## Pagina
.....

La suggestiva opera di Giuseppe Graziosi dedicata ai due principali fiumi modenesi che sfociano nel Po.

di Gian Luigi Casalgrandi

Per un modenese di pianura come me, questi giorni di caldo (a mio parere normale e non catastrofico come ce la raccontano) sapere che il territorio è attraversato da due fiumi, oltre a farmi fare (fin da bambino) un curioso parallelo con il Tigri e l’Eufrate, mi fa pensare che siamo fortunati perché i due corsi d’acqua che lambiscono l’antica Mutina, costituiscono una importante riserva d’acqua per gli abitanti e le attività agricole del posto. Alla Secchia e al Panaro negli anni Trenta del ‘900 il podestà di Modena Guido Sandonnino, tra le opere progettate per riqualificare il centro  urbano, fece costruire alcune fontane pubbliche disegnate da Giuseppe Graziosi, artista di fama nazionale e che aveva conservato un forte legame con Modena.

La più importante di queste è l’elegante “Fontana dei due fiumi” ammirabile ancora oggi in Largo Garibaldi. L’opera, inaugurata il 25 luglio del 1938 in concomitanza col nuovo acquedotto, sbalordì  per giochi d’ acqua, la suggestiva illuminazione e i due imponenti bronzi rappresentanti i maggiori fiumi modenesi, la Secchia e il Panaro, opere realizzate dal Graziosi. L’artista disegnò anche la serie di vasche circolari in travertino, che completano la fontana, seguendo il moderno gusto razionalista di quel periodo.

.....

## Dati registrati
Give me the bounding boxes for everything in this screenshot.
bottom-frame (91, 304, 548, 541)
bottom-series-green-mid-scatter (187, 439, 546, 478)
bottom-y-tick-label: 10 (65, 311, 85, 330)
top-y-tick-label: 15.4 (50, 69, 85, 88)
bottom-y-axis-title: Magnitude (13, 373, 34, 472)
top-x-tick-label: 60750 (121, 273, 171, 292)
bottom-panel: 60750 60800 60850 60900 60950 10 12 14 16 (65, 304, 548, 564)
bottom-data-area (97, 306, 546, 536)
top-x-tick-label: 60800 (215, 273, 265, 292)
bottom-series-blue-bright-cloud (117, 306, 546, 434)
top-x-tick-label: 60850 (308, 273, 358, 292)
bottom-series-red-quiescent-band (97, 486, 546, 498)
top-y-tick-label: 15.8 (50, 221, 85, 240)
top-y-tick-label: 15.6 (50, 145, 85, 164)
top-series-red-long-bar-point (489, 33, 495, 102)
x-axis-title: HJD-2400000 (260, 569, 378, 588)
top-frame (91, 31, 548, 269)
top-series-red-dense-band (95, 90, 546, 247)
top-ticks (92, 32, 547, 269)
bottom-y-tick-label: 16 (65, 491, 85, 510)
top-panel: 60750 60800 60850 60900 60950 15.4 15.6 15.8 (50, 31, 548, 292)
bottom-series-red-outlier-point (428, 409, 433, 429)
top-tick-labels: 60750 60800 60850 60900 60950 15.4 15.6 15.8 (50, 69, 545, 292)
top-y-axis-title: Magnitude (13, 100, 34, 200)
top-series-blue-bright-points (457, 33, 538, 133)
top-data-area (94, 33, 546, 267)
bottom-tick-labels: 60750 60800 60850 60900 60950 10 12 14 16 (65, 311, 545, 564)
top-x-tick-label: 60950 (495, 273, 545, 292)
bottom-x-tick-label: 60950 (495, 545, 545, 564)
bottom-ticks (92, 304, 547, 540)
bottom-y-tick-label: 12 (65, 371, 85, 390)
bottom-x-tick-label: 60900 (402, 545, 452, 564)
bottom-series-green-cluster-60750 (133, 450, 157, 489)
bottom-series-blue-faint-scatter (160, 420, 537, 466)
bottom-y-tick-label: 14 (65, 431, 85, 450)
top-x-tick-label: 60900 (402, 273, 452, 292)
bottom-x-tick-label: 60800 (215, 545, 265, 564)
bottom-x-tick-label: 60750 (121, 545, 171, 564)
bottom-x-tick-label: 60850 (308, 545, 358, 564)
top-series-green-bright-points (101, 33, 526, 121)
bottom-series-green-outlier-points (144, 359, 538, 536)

.....

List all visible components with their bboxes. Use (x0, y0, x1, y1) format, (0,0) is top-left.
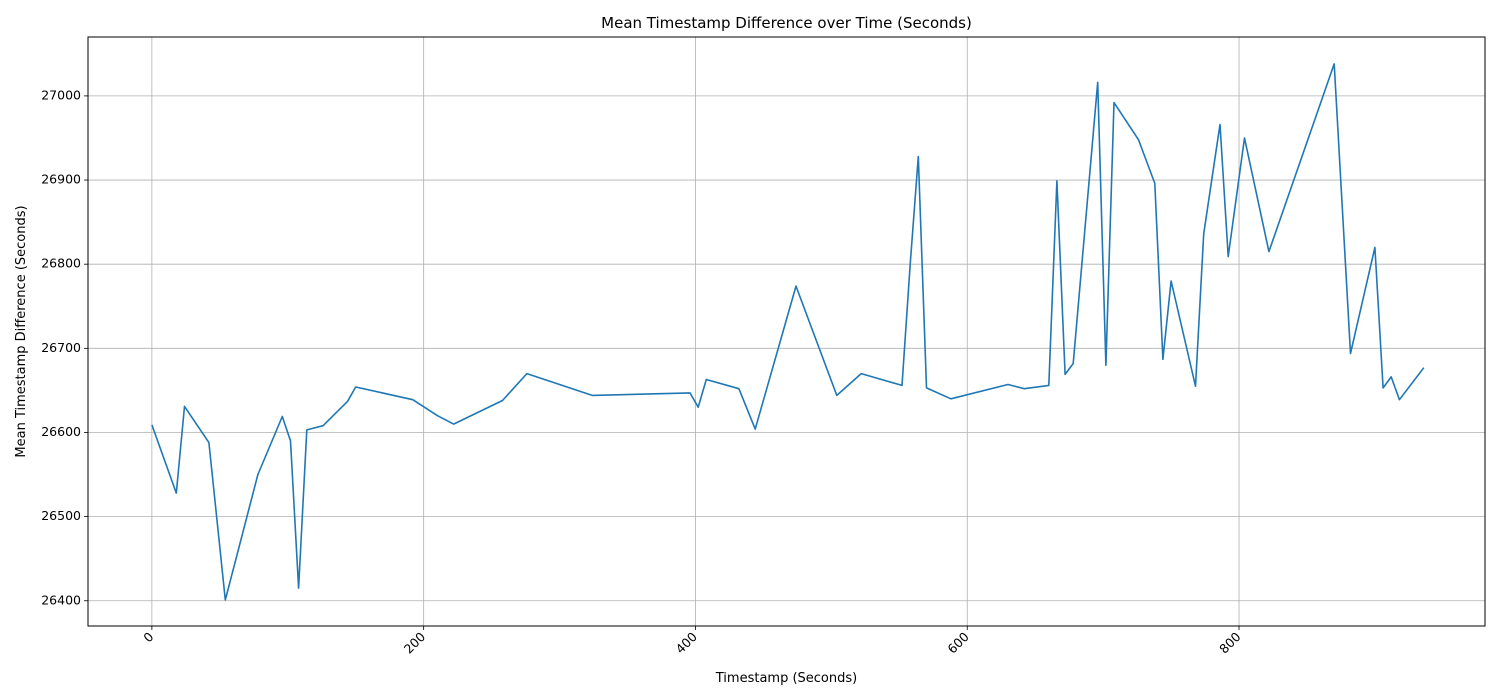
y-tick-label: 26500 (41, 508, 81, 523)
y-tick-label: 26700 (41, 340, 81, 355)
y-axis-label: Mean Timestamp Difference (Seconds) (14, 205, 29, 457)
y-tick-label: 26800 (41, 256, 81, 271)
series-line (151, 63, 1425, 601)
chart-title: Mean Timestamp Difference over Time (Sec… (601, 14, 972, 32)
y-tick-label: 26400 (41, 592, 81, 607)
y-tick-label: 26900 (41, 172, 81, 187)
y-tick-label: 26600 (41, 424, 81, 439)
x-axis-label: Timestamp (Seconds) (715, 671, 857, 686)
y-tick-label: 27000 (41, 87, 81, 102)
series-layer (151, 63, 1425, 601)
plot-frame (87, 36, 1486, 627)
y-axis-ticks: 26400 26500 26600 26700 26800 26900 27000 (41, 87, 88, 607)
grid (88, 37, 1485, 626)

.....

## Il compito
Per favore, prosegui il testo sulla Fontana dei due fiumi di Modena, riprendendo subito dopo la sua ultima frase. I record provengono da un'altra fonte.

## Risultato dell'esercizio
Il Panaro, rivolto verso Bologna (est), raffigura un giovane forte (da modello posò l’atleta Suffritti) che versa acqua da un otre, tenendo nella mano destra un ramo d’albero.

La Secchia, invece, è rappresentata come una fanciulla rivolta verso il centro città, con in spalla un fascio di spighe dalle quali fuoriesce un getto d’ acqua, chiara allusione alla fertilità recata dal corso d’acqua. Il rospo, calpestato dal leggiadro piede della scultura, potrebbe riferirsi all’arrivo in pianura, dell’acqua portata dal fiume prima di raggiungere, assieme al fratello Panaro, l’alveo del grande fiume Po.